GOAL OF THE EXERCISE
Write out all of the lines below, exactly and completely.

SUPPLIED DATA

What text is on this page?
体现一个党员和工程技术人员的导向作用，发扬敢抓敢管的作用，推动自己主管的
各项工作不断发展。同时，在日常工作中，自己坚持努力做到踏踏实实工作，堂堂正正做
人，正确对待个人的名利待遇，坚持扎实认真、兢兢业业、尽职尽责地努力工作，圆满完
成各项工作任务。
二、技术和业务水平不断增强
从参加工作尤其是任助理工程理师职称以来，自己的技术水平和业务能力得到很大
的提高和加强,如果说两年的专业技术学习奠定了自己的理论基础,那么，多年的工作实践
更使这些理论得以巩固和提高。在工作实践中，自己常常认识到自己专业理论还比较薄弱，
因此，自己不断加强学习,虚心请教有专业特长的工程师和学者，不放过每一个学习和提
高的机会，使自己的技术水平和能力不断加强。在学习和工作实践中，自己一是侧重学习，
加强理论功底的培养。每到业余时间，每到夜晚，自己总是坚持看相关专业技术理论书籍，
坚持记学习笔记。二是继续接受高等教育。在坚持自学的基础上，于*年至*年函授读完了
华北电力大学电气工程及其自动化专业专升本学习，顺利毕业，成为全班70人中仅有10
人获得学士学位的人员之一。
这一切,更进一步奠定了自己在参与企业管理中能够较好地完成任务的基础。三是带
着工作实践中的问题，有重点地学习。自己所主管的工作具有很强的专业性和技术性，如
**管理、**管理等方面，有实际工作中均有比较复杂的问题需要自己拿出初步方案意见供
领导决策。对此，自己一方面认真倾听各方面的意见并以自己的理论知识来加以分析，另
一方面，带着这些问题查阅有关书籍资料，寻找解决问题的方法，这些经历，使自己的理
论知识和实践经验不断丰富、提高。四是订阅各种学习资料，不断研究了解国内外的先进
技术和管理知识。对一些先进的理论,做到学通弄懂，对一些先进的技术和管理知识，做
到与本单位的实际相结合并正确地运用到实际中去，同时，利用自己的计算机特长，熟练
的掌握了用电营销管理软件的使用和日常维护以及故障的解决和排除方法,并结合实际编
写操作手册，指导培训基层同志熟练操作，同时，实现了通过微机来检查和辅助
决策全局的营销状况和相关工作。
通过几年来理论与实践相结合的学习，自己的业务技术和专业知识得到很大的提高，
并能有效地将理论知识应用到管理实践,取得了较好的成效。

COMPLETED EXERCISE
What text is on this page?
体现一个党员和工程技术人员的导向作用，发扬敢抓敢管的作用，推动自己主管的
各项工作不断发展。同时，在日常工作中，自己坚持努力做到踏踏实实工作，堂堂正正做
人，正确对待个人的名利待遇，坚持扎实认真、兢兢业业、尽职尽责地努力工作，圆满完
成各项工作任务。
二、技术和业务水平不断增强
从参加工作尤其是任助理工程理师职称以来，自己的技术水平和业务能力得到很大
的提高和加强,如果说两年的专业技术学习奠定了自己的理论基础,那么，多年的工作实践
更使这些理论得以巩固和提高。在工作实践中，自己常常认识到自己专业理论还比较薄弱，
因此，自己不断加强学习,虚心请教有专业特长的工程师和学者，不放过每一个学习和提
高的机会，使自己的技术水平和能力不断加强。在学习和工作实践中，自己一是侧重学习，
加强理论功底的培养。每到业余时间，每到夜晚，自己总是坚持看相关专业技术理论书籍，
坚持记学习笔记。二是继续接受高等教育。在坚持自学的基础上，于*年至*年函授读完了
华北电力大学电气工程及其自动化专业专升本学习，顺利毕业，成为全班70人中仅有10
人获得学士学位的人员之一。
这一切,更进一步奠定了自己在参与企业管理中能够较好地完成任务的基础。三是带
着工作实践中的问题，有重点地学习。自己所主管的工作具有很强的专业性和技术性，如
**管理、**管理等方面，有实际工作中均有比较复杂的问题需要自己拿出初步方案意见供
领导决策。对此，自己一方面认真倾听各方面的意见并以自己的理论知识来加以分析，另
一方面，带着这些问题查阅有关书籍资料，寻找解决问题的方法，这些经历，使自己的理
论知识和实践经验不断丰富、提高。四是订阅各种学习资料，不断研究了解国内外的先进
技术和管理知识。对一些先进的理论,做到学通弄懂，对一些先进的技术和管理知识，做
到与本单位的实际相结合并正确地运用到实际中去，同时，利用自己的计算机特长，熟练
的掌握了用电营销管理软件的使用和日常维护以及故障的解决和排除方法,并结合实际编
写操作手册，指导培训基层同志熟练操作，同时，实现了通过微机来检查和辅助
决策全局的营销状况和相关工作。
通过几年来理论与实践相结合的学习，自己的业务技术和专业知识得到很大的提高，
并能有效地将理论知识应用到管理实践,取得了较好的成效。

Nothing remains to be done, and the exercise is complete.